_RECORDS PROVIDED:_
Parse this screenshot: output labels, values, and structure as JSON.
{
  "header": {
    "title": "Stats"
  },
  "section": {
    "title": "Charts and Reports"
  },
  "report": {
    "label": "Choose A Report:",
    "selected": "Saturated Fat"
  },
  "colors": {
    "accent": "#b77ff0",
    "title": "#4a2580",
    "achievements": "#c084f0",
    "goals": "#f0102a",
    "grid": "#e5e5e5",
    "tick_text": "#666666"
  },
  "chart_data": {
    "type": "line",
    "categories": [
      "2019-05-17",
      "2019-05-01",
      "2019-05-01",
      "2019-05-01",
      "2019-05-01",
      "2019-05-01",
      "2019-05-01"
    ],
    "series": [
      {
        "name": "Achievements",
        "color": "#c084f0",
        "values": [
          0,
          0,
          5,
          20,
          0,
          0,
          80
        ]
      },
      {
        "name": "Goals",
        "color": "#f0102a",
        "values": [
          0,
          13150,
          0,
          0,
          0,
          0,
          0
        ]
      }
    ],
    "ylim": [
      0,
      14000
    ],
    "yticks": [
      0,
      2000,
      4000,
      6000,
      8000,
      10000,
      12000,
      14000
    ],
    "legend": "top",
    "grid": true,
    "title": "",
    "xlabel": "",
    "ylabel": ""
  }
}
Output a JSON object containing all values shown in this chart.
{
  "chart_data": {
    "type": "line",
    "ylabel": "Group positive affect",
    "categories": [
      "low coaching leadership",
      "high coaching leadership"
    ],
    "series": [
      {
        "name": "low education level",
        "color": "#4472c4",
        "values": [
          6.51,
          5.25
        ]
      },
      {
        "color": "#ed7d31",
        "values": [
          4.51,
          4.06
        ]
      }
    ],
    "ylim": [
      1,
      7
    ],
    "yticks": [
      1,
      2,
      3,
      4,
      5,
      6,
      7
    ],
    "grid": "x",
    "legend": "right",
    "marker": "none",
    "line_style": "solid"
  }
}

_TASK STATEMENT:_ Repeat, character for character, the lines from the one that holds "Output a JSON" to the final line of the material, inclusive, and no other lines.

_EXPECTED OUTPUT:_
Output a JSON object containing all values shown in this chart.
{
  "chart_data": {
    "type": "line",
    "ylabel": "Group positive affect",
    "categories": [
      "low coaching leadership",
      "high coaching leadership"
    ],
    "series": [
      {
        "name": "low education level",
        "color": "#4472c4",
        "values": [
          6.51,
          5.25
        ]
      },
      {
        "color": "#ed7d31",
        "values": [
          4.51,
          4.06
        ]
      }
    ],
    "ylim": [
      1,
      7
    ],
    "yticks": [
      1,
      2,
      3,
      4,
      5,
      6,
      7
    ],
    "grid": "x",
    "legend": "right",
    "marker": "none",
    "line_style": "solid"
  }
}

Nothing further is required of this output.